▶ [Problem]: Copy out all of the data below with no alterations.

▶ [Supplied records]:

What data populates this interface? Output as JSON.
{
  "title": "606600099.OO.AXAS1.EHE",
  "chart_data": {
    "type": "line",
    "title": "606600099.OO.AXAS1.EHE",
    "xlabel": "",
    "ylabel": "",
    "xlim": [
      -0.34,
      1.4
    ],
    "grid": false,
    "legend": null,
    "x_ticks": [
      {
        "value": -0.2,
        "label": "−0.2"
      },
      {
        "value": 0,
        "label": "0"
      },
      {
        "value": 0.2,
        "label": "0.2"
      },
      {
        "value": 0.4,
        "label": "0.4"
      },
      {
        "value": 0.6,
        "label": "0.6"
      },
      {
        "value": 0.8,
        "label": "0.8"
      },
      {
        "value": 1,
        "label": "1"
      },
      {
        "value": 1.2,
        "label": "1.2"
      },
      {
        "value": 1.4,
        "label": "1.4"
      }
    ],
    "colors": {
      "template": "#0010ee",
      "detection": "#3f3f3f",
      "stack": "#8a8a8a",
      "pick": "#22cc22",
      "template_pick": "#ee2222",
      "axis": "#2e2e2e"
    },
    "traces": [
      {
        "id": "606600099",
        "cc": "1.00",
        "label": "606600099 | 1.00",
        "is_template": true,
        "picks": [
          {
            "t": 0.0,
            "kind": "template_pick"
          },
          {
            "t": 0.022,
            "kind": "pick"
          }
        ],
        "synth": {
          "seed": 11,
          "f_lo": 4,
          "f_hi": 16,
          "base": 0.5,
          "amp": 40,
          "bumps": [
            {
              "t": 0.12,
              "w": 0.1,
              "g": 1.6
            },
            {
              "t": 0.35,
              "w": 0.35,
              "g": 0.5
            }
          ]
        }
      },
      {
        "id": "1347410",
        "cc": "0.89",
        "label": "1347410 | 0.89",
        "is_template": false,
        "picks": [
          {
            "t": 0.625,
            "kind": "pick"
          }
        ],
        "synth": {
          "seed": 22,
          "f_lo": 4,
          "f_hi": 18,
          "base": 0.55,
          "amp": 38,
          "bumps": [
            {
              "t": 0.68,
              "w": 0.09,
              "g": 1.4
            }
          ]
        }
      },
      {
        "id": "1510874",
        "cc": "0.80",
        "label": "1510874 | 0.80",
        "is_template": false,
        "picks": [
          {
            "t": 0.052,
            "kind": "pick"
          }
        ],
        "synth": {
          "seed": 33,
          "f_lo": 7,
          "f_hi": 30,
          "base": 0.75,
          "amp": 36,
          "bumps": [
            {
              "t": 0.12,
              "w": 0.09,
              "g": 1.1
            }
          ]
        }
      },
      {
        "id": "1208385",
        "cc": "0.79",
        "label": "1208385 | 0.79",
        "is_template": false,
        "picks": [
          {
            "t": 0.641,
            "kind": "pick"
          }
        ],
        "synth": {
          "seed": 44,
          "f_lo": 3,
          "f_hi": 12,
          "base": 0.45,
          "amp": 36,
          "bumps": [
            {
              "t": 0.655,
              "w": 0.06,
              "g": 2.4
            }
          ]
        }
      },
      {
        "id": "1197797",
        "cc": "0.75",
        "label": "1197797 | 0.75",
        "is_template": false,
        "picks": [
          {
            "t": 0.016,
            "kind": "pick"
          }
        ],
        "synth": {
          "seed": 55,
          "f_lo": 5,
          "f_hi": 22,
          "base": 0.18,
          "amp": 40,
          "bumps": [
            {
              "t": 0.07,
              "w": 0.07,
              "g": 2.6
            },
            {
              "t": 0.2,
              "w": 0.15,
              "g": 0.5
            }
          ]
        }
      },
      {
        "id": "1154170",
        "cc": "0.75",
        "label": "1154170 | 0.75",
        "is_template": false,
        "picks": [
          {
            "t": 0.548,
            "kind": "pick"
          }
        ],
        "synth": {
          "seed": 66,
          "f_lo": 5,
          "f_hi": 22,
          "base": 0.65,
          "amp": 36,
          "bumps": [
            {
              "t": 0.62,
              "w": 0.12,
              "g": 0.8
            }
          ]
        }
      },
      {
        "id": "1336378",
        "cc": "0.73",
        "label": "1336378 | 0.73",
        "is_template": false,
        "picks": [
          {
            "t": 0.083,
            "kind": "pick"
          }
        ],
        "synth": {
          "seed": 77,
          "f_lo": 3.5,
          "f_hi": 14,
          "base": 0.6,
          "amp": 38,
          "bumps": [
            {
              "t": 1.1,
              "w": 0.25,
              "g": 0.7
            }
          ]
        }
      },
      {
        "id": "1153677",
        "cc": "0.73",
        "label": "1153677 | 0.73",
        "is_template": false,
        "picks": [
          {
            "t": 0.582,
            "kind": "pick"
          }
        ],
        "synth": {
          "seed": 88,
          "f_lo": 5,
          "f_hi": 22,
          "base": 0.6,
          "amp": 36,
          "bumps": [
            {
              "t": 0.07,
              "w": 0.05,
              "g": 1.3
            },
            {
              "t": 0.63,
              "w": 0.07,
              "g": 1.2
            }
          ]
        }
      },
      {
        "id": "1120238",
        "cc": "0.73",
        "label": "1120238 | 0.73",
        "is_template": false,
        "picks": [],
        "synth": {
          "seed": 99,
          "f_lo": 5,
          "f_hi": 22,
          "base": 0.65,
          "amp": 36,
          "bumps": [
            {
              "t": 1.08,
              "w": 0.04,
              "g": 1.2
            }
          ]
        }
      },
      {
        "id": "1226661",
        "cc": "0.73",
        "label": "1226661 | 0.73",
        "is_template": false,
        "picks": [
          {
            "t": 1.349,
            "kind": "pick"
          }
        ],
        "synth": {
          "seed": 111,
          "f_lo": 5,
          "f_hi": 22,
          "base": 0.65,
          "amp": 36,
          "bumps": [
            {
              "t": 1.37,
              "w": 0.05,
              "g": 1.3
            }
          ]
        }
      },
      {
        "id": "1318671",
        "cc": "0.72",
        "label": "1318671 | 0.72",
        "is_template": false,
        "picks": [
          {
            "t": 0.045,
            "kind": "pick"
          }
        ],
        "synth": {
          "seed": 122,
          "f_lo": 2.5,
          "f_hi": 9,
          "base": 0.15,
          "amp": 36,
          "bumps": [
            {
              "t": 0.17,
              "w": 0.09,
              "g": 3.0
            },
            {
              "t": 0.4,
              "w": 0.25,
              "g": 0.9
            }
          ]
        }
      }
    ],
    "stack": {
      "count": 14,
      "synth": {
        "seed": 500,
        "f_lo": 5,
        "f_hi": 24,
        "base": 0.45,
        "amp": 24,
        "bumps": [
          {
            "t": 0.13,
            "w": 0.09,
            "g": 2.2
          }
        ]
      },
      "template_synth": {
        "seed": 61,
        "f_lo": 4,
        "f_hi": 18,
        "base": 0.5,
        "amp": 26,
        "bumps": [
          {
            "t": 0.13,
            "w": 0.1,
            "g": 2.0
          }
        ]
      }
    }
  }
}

▶ [Task output]:
What data populates this interface? Output as JSON.
{
  "title": "606600099.OO.AXAS1.EHE",
  "chart_data": {
    "type": "line",
    "title": "606600099.OO.AXAS1.EHE",
    "xlabel": "",
    "ylabel": "",
    "xlim": [
      -0.34,
      1.4
    ],
    "grid": false,
    "legend": null,
    "x_ticks": [
      {
        "value": -0.2,
        "label": "−0.2"
      },
      {
        "value": 0,
        "label": "0"
      },
      {
        "value": 0.2,
        "label": "0.2"
      },
      {
        "value": 0.4,
        "label": "0.4"
      },
      {
        "value": 0.6,
        "label": "0.6"
      },
      {
        "value": 0.8,
        "label": "0.8"
      },
      {
        "value": 1,
        "label": "1"
      },
      {
        "value": 1.2,
        "label": "1.2"
      },
      {
        "value": 1.4,
        "label": "1.4"
      }
    ],
    "colors": {
      "template": "#0010ee",
      "detection": "#3f3f3f",
      "stack": "#8a8a8a",
      "pick": "#22cc22",
      "template_pick": "#ee2222",
      "axis": "#2e2e2e"
    },
    "traces": [
      {
        "id": "606600099",
        "cc": "1.00",
        "label": "606600099 | 1.00",
        "is_template": true,
        "picks": [
          {
            "t": 0.0,
            "kind": "template_pick"
          },
          {
            "t": 0.022,
            "kind": "pick"
          }
        ],
        "synth": {
          "seed": 11,
          "f_lo": 4,
          "f_hi": 16,
          "base": 0.5,
          "amp": 40,
          "bumps": [
            {
              "t": 0.12,
              "w": 0.1,
              "g": 1.6
            },
            {
              "t": 0.35,
              "w": 0.35,
              "g": 0.5
            }
          ]
        }
      },
      {
        "id": "1347410",
        "cc": "0.89",
        "label": "1347410 | 0.89",
        "is_template": false,
        "picks": [
          {
            "t": 0.625,
            "kind": "pick"
          }
        ],
        "synth": {
          "seed": 22,
          "f_lo": 4,
          "f_hi": 18,
          "base": 0.55,
          "amp": 38,
          "bumps": [
            {
              "t": 0.68,
              "w": 0.09,
              "g": 1.4
            }
          ]
        }
      },
      {
        "id": "1510874",
        "cc": "0.80",
        "label": "1510874 | 0.80",
        "is_template": false,
        "picks": [
          {
            "t": 0.052,
            "kind": "pick"
          }
        ],
        "synth": {
          "seed": 33,
          "f_lo": 7,
          "f_hi": 30,
          "base": 0.75,
          "amp": 36,
          "bumps": [
            {
              "t": 0.12,
              "w": 0.09,
              "g": 1.1
            }
          ]
        }
      },
      {
        "id": "1208385",
        "cc": "0.79",
        "label": "1208385 | 0.79",
        "is_template": false,
        "picks": [
          {
            "t": 0.641,
            "kind": "pick"
          }
        ],
        "synth": {
          "seed": 44,
          "f_lo": 3,
          "f_hi": 12,
          "base": 0.45,
          "amp": 36,
          "bumps": [
            {
              "t": 0.655,
              "w": 0.06,
              "g": 2.4
            }
          ]
        }
      },
      {
        "id": "1197797",
        "cc": "0.75",
        "label": "1197797 | 0.75",
        "is_template": false,
        "picks": [
          {
            "t": 0.016,
            "kind": "pick"
          }
        ],
        "synth": {
          "seed": 55,
          "f_lo": 5,
          "f_hi": 22,
          "base": 0.18,
          "amp": 40,
          "bumps": [
            {
              "t": 0.07,
              "w": 0.07,
              "g": 2.6
            },
            {
              "t": 0.2,
              "w": 0.15,
              "g": 0.5
            }
          ]
        }
      },
      {
        "id": "1154170",
        "cc": "0.75",
        "label": "1154170 | 0.75",
        "is_template": false,
        "picks": [
          {
            "t": 0.548,
            "kind": "pick"
          }
        ],
        "synth": {
          "seed": 66,
          "f_lo": 5,
          "f_hi": 22,
          "base": 0.65,
          "amp": 36,
          "bumps": [
            {
              "t": 0.62,
              "w": 0.12,
              "g": 0.8
            }
          ]
        }
      },
      {
        "id": "1336378",
        "cc": "0.73",
        "label": "1336378 | 0.73",
        "is_template": false,
        "picks": [
          {
            "t": 0.083,
            "kind": "pick"
          }
        ],
        "synth": {
          "seed": 77,
          "f_lo": 3.5,
          "f_hi": 14,
          "base": 0.6,
          "amp": 38,
          "bumps": [
            {
              "t": 1.1,
              "w": 0.25,
              "g": 0.7
            }
          ]
        }
      },
      {
        "id": "1153677",
        "cc": "0.73",
        "label": "1153677 | 0.73",
        "is_template": false,
        "picks": [
          {
            "t": 0.582,
            "kind": "pick"
          }
        ],
        "synth": {
          "seed": 88,
          "f_lo": 5,
          "f_hi": 22,
          "base": 0.6,
          "amp": 36,
          "bumps": [
            {
              "t": 0.07,
              "w": 0.05,
              "g": 1.3
            },
            {
              "t": 0.63,
              "w": 0.07,
              "g": 1.2
            }
          ]
        }
      },
      {
        "id": "1120238",
        "cc": "0.73",
        "label": "1120238 | 0.73",
        "is_template": false,
        "picks": [],
        "synth": {
          "seed": 99,
          "f_lo": 5,
          "f_hi": 22,
          "base": 0.65,
          "amp": 36,
          "bumps": [
            {
              "t": 1.08,
              "w": 0.04,
              "g": 1.2
            }
          ]
        }
      },
      {
        "id": "1226661",
        "cc": "0.73",
        "label": "1226661 | 0.73",
        "is_template": false,
        "picks": [
          {
            "t": 1.349,
            "kind": "pick"
          }
        ],
        "synth": {
          "seed": 111,
          "f_lo": 5,
          "f_hi": 22,
          "base": 0.65,
          "amp": 36,
          "bumps": [
            {
              "t": 1.37,
              "w": 0.05,
              "g": 1.3
            }
          ]
        }
      },
      {
        "id": "1318671",
        "cc": "0.72",
        "label": "1318671 | 0.72",
        "is_template": false,
        "picks": [
          {
            "t": 0.045,
            "kind": "pick"
          }
        ],
        "synth": {
          "seed": 122,
          "f_lo": 2.5,
          "f_hi": 9,
          "base": 0.15,
          "amp": 36,
          "bumps": [
            {
              "t": 0.17,
              "w": 0.09,
              "g": 3.0
            },
            {
              "t": 0.4,
              "w": 0.25,
              "g": 0.9
            }
          ]
        }
      }
    ],
    "stack": {
      "count": 14,
      "synth": {
        "seed": 500,
        "f_lo": 5,
        "f_hi": 24,
        "base": 0.45,
        "amp": 24,
        "bumps": [
          {
            "t": 0.13,
            "w": 0.09,
            "g": 2.2
          }
        ]
      },
      "template_synth": {
        "seed": 61,
        "f_lo": 4,
        "f_hi": 18,
        "base": 0.5,
        "amp": 26,
        "bumps": [
          {
            "t": 0.13,
            "w": 0.1,
            "g": 2.0
          }
        ]
      }
    }
  }
}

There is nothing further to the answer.